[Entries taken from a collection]
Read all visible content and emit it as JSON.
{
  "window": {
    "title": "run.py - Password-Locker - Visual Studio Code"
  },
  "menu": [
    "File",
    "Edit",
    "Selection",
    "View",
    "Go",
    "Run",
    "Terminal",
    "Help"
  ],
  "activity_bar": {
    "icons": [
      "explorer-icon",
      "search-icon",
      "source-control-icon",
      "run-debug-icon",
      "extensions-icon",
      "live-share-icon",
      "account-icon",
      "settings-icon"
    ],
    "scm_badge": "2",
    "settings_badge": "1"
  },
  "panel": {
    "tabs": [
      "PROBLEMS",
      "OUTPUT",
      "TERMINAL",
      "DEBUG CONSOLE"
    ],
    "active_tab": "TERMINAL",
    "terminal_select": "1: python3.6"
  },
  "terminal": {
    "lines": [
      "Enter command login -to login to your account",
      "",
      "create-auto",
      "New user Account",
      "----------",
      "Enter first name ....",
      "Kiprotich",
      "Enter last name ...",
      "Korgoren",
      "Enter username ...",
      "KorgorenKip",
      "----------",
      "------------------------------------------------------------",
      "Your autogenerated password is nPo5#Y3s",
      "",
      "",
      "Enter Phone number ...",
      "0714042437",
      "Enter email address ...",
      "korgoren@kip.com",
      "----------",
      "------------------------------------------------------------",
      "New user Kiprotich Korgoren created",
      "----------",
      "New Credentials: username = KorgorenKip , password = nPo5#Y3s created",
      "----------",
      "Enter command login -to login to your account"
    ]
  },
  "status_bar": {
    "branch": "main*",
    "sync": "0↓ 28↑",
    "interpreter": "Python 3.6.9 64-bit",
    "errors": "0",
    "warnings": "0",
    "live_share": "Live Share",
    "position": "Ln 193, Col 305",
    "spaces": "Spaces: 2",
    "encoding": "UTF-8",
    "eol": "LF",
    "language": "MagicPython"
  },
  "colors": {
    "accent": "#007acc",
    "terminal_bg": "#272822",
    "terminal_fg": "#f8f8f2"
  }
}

- What to work on -
Scan the material above for the string "username" and report each line where you find it.

- Exercise answer -
      "Enter username ...",
      "New Credentials: username = KorgorenKip , password = nPo5#Y3s created",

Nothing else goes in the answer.